• OBJECTIVE:
Set the data down again, exactly as it reads, but without the pictures.

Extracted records

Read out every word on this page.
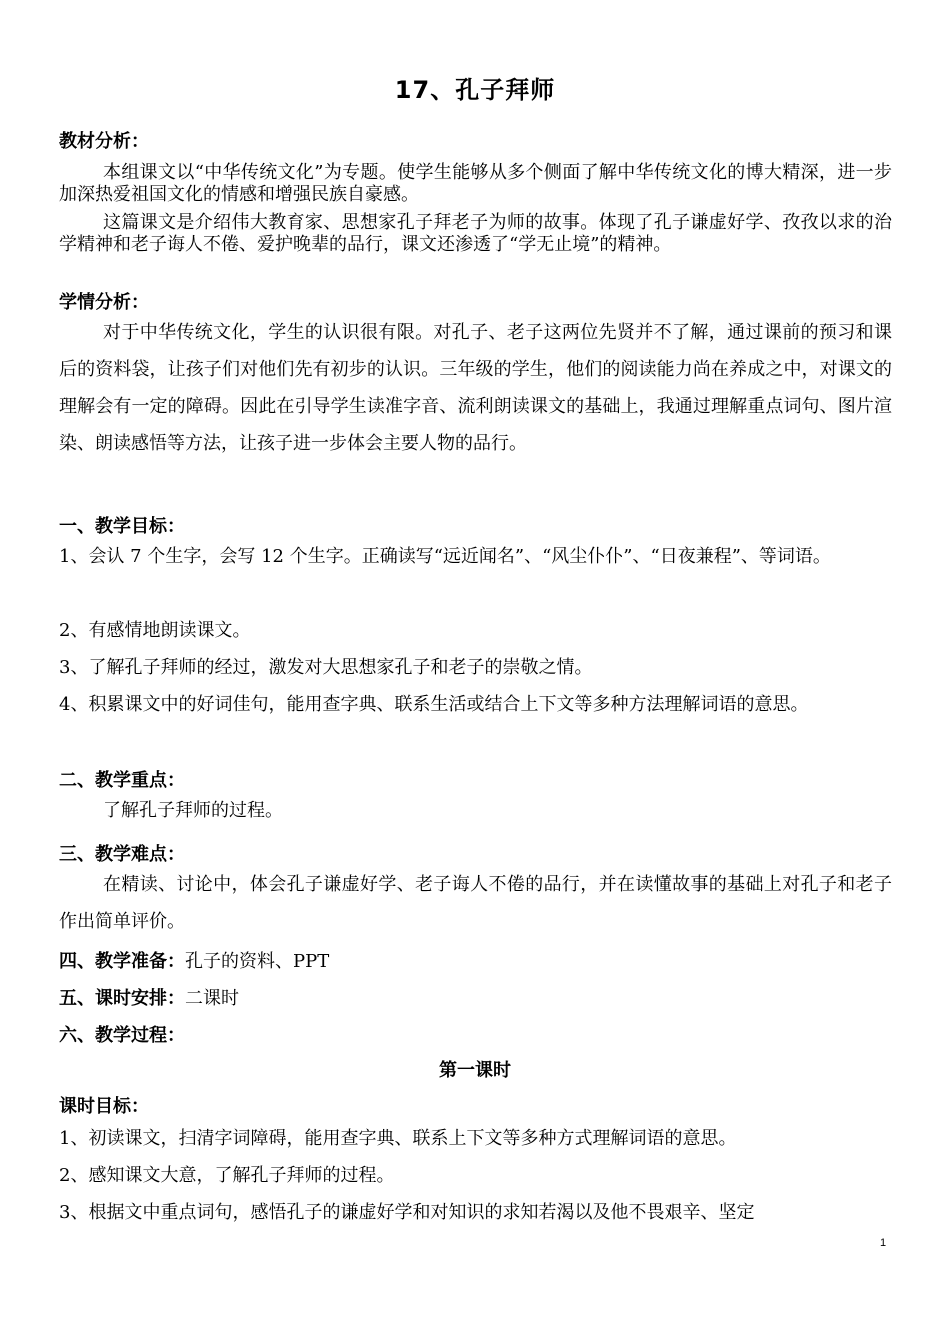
17、孔子拜师
教材分析：
本组课文以“中华传统文化”为专题。使学生能够从多个侧面了解中华传统文化的博大精深，进一步加深热爱祖国文化的情感和增强民族自豪感。
这篇课文是介绍伟大教育家、思想家孔子拜老子为师的故事。体现了孔子谦虚好学、孜孜以求的治学精神和老子诲人不倦、爱护晚辈的品行，课文还渗透了“学无止境”的精神。
学情分析：
对于中华传统文化，学生的认识很有限。对孔子、老子这两位先贤并不了解，通过课前的预习和课后的资料袋，让孩子们对他们先有初步的认识。三年级的学生，他们的阅读能力尚在养成之中，对课文的理解会有一定的障碍。因此在引导学生读准字音、流利朗读课文的基础上，我通过理解重点词句、图片渲染、朗读感悟等方法，让孩子进一步体会主要人物的品行。
一、教学目标：
1、会认 7 个生字，会写 12 个生字。正确读写“远近闻名”、“风尘仆仆”、“日夜兼程”、等词语。
2、有感情地朗读课文。
3、了解孔子拜师的经过，激发对大思想家孔子和老子的崇敬之情。
4、积累课文中的好词佳句，能用查字典、联系生活或结合上下文等多种方法理解词语的意思。
二、教学重点：
了解孔子拜师的过程。
三、教学难点：
在精读、讨论中，体会孔子谦虚好学、老子诲人不倦的品行，并在读懂故事的基础上对孔子和老子作出简单评价。
四、教学准备：孔子的资料、PPT
五、课时安排：二课时
六、教学过程：
第一课时
课时目标：
1、初读课文，扫清字词障碍，能用查字典、联系上下文等多种方式理解词语的意思。
2、感知课文大意，了解孔子拜师的过程。
3、根据文中重点词句，感悟孔子的谦虚好学和对知识的求知若渴以及他不畏艰辛、坚定
1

• WRITTEN SOLUTION:
Read out every word on this page.
17、孔子拜师
教材分析：
本组课文以“中华传统文化”为专题。使学生能够从多个侧面了解中华传统文化的博大精深，进一步加深热爱祖国文化的情感和增强民族自豪感。
这篇课文是介绍伟大教育家、思想家孔子拜老子为师的故事。体现了孔子谦虚好学、孜孜以求的治学精神和老子诲人不倦、爱护晚辈的品行，课文还渗透了“学无止境”的精神。
学情分析：
对于中华传统文化，学生的认识很有限。对孔子、老子这两位先贤并不了解，通过课前的预习和课后的资料袋，让孩子们对他们先有初步的认识。三年级的学生，他们的阅读能力尚在养成之中，对课文的理解会有一定的障碍。因此在引导学生读准字音、流利朗读课文的基础上，我通过理解重点词句、图片渲染、朗读感悟等方法，让孩子进一步体会主要人物的品行。
一、教学目标：
1、会认 7 个生字，会写 12 个生字。正确读写“远近闻名”、“风尘仆仆”、“日夜兼程”、等词语。
2、有感情地朗读课文。
3、了解孔子拜师的经过，激发对大思想家孔子和老子的崇敬之情。
4、积累课文中的好词佳句，能用查字典、联系生活或结合上下文等多种方法理解词语的意思。
二、教学重点：
了解孔子拜师的过程。
三、教学难点：
在精读、讨论中，体会孔子谦虚好学、老子诲人不倦的品行，并在读懂故事的基础上对孔子和老子作出简单评价。
四、教学准备：孔子的资料、PPT
五、课时安排：二课时
六、教学过程：
第一课时
课时目标：
1、初读课文，扫清字词障碍，能用查字典、联系上下文等多种方式理解词语的意思。
2、感知课文大意，了解孔子拜师的过程。
3、根据文中重点词句，感悟孔子的谦虚好学和对知识的求知若渴以及他不畏艰辛、坚定
1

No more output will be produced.